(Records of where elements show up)
>> Start

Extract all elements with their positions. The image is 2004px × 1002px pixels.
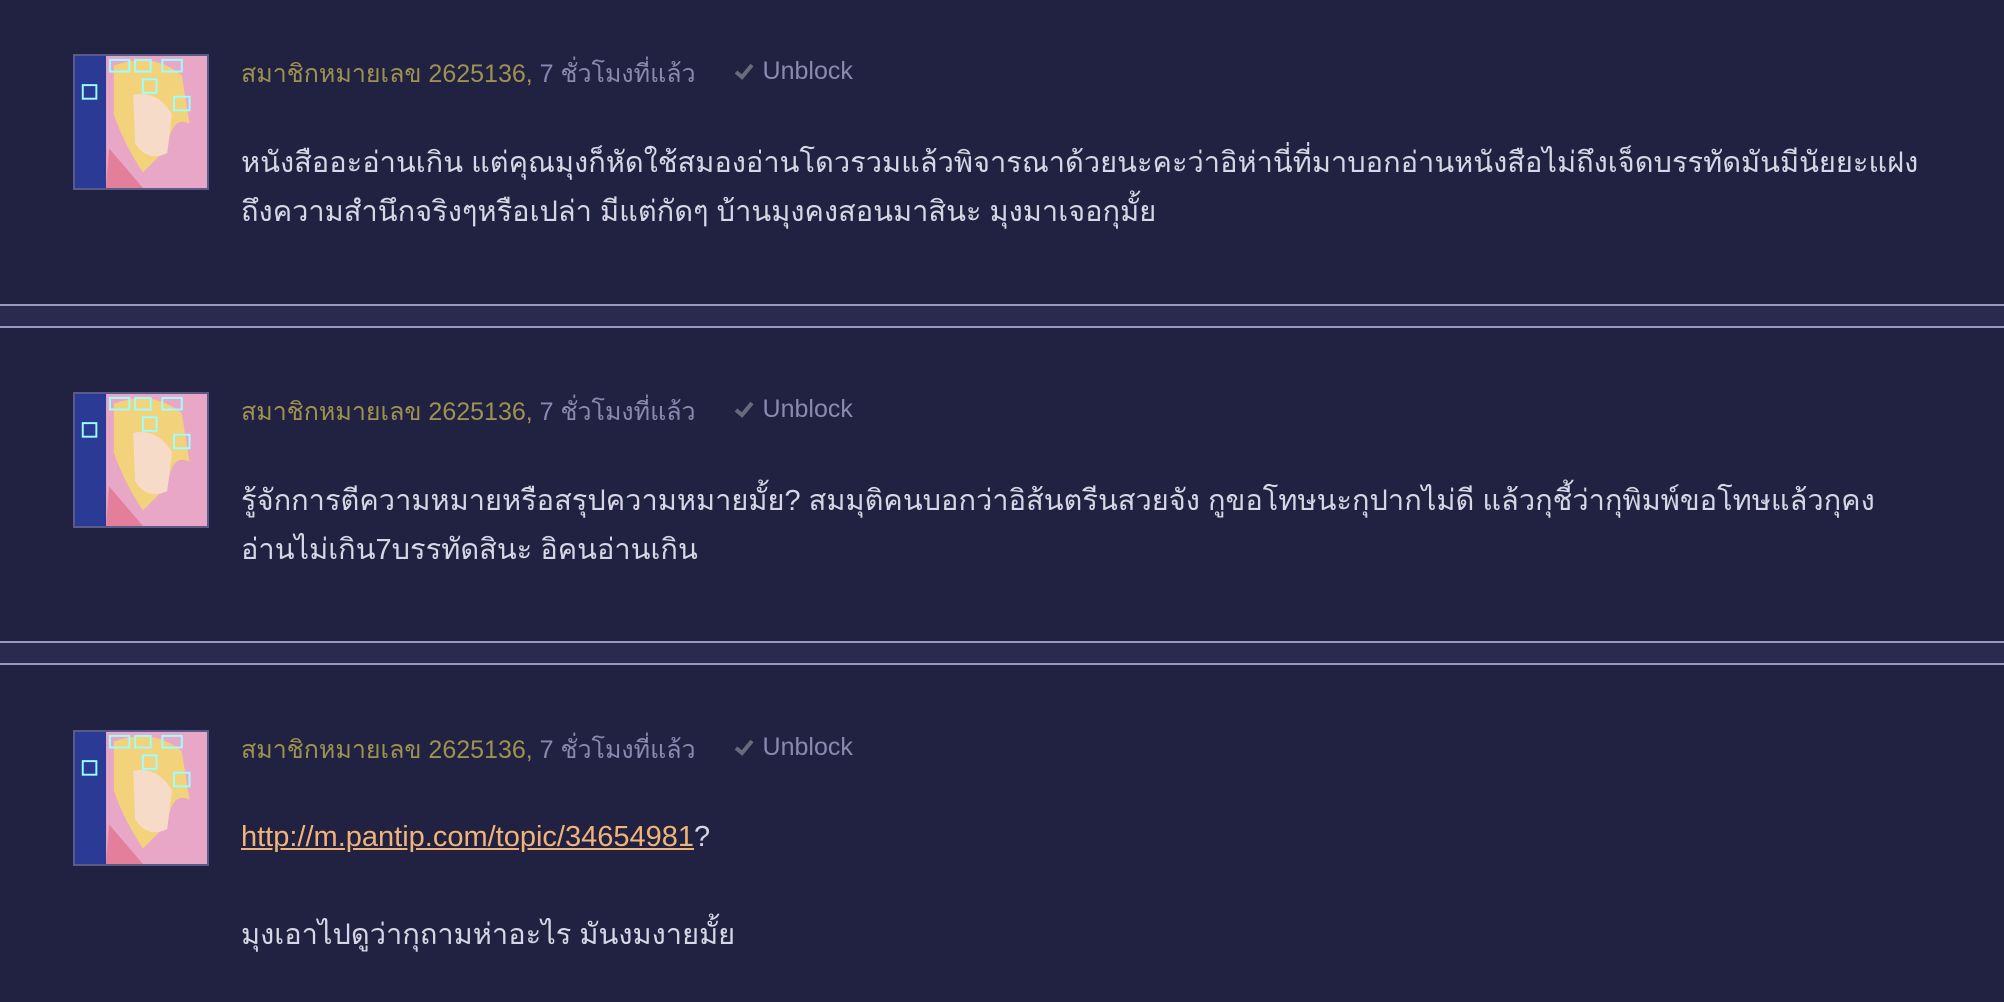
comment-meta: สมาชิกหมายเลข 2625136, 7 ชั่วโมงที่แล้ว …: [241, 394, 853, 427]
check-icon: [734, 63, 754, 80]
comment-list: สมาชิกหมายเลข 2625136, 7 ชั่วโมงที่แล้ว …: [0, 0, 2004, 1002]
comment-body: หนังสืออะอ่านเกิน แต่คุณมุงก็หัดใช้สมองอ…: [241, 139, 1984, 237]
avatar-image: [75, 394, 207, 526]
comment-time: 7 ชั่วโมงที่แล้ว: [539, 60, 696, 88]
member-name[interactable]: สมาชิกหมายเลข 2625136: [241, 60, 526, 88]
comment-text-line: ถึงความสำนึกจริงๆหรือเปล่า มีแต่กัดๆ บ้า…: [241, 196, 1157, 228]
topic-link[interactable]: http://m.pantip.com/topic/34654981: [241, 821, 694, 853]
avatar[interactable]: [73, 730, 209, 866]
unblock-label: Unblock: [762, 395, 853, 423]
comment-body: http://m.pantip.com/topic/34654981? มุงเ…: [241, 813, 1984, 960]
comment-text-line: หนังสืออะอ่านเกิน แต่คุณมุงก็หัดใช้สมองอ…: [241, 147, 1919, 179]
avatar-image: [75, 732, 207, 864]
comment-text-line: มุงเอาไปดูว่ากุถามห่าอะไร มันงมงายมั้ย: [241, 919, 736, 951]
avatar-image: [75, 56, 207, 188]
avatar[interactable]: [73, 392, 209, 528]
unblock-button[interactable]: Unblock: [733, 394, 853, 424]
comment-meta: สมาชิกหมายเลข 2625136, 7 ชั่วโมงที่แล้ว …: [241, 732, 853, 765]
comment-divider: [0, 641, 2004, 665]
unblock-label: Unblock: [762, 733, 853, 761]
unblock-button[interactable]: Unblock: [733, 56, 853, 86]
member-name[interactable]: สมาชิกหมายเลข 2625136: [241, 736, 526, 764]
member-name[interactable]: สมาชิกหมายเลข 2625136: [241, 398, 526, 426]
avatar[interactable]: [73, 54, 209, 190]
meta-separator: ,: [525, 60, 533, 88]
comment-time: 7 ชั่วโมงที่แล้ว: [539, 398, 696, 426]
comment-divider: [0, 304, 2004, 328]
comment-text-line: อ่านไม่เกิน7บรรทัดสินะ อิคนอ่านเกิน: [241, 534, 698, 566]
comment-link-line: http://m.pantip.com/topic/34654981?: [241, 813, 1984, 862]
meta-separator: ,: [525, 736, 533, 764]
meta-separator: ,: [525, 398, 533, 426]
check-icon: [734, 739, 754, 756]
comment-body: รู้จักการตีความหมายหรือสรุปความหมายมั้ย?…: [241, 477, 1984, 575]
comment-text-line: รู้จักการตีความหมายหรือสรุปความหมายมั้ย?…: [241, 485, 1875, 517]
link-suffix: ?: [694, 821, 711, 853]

>> End

Your goal → Give the lines of the entries as a numbered list, leaving out blank lines. Begin at the line that has "394, 853, 427]" and stop after the line that has "60, 526, 88]".

Answer to the task →
1. comment-meta: สมาชิกหมายเลข 2625136, 7 ชั่วโมงที่แล้ว …: [241, 394, 853, 427]
2. check-icon: [734, 63, 754, 80]
3. comment-list: สมาชิกหมายเลข 2625136, 7 ชั่วโมงที่แล้ว …: [0, 0, 2004, 1002]
4. comment-body: หนังสืออะอ่านเกิน แต่คุณมุงก็หัดใช้สมองอ…: [241, 139, 1984, 237]
5. avatar-image: [75, 394, 207, 526]
6. comment-time: 7 ชั่วโมงที่แล้ว: [539, 60, 696, 88]
7. member-name[interactable]: สมาชิกหมายเลข 2625136: [241, 60, 526, 88]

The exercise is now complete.